Exercise objective: Each line that holds the word "transacciones" counts once; give the total number of such lines and nothing else.

[Start]

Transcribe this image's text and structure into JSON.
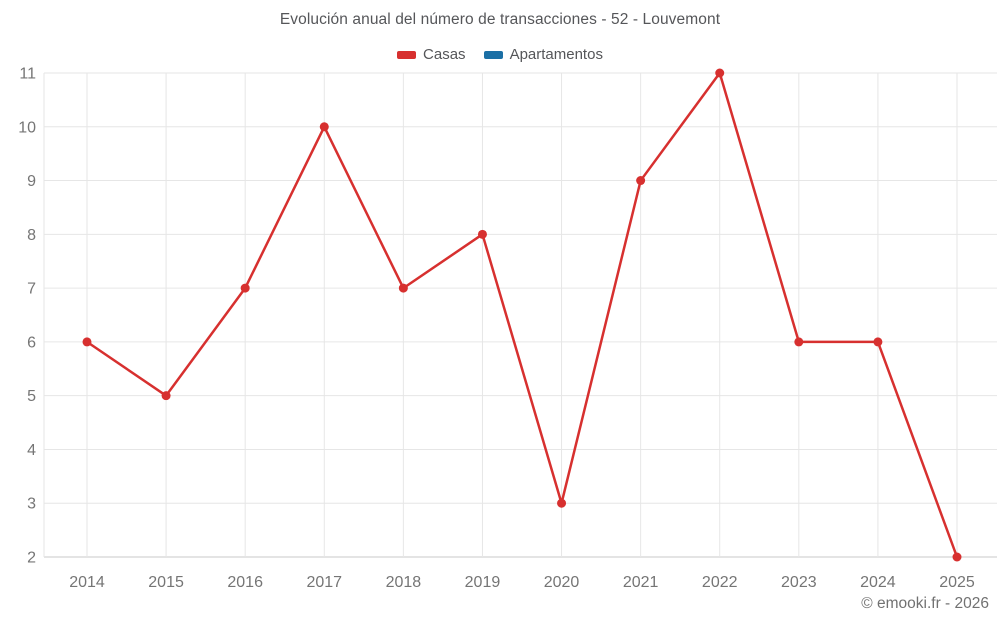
{
  "chart": {
    "title": "Evolución anual del número de transacciones - 52 - Louvemont"
  },
  "chart_data": {
    "type": "line",
    "title": "Evolución anual del número de transacciones - 52 - Louvemont",
    "categories": [
      "2014",
      "2015",
      "2016",
      "2017",
      "2018",
      "2019",
      "2020",
      "2021",
      "2022",
      "2023",
      "2024",
      "2025"
    ],
    "series": [
      {
        "name": "Casas",
        "color": "#d7302f",
        "values": [
          6,
          5,
          7,
          10,
          7,
          8,
          3,
          9,
          11,
          6,
          6,
          2
        ]
      },
      {
        "name": "Apartamentos",
        "color": "#1b6fa5",
        "values": []
      }
    ],
    "xlabel": "",
    "ylabel": "",
    "ylim": [
      2,
      11
    ],
    "yticks": [
      2,
      3,
      4,
      5,
      6,
      7,
      8,
      9,
      10,
      11
    ],
    "grid": true,
    "legend_position": "top"
  },
  "footer": {
    "copyright": "© emooki.fr - 2026"
  }
}
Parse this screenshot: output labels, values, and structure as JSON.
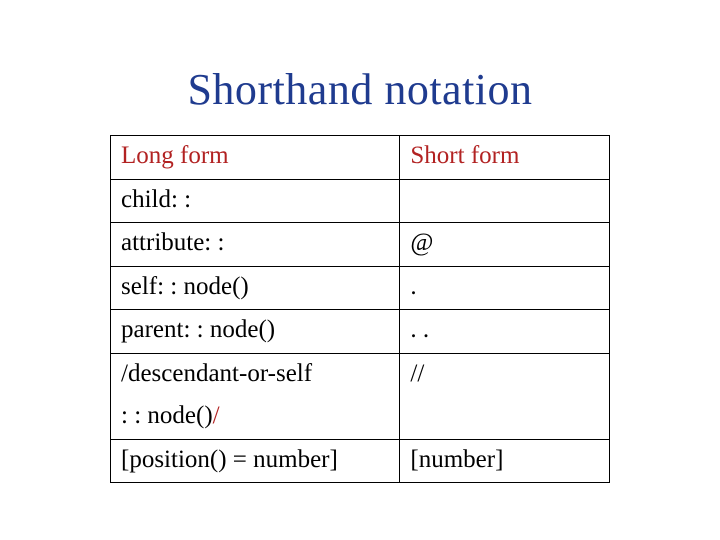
{
  "title": {
    "text": "Shorthand notation",
    "color": "#1f3b8f",
    "fontsize": 44
  },
  "table": {
    "header_color": "#b22222",
    "body_color": "#000000",
    "cols": [
      {
        "width_pct": 58
      },
      {
        "width_pct": 42
      }
    ],
    "header": {
      "long": "Long form",
      "short": "Short form"
    },
    "rows": [
      {
        "long": "child: :",
        "short": ""
      },
      {
        "long": "attribute: :",
        "short": "@"
      },
      {
        "long": "self: : node()",
        "short": "."
      },
      {
        "long": "parent: : node()",
        "short": ". ."
      },
      {
        "long_a": "/descendant-or-self",
        "long_b_pre": ": : node()",
        "long_b_slash": "/",
        "slash_color": "#b22222",
        "short": "//"
      },
      {
        "long": "[position() = number]",
        "short": "[number]"
      }
    ]
  }
}
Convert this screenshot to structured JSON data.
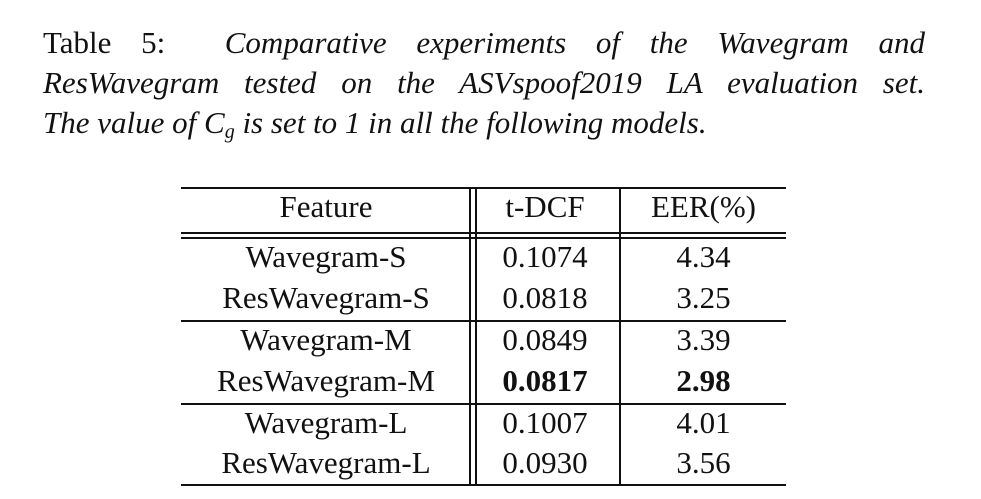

[End]

Solution: 2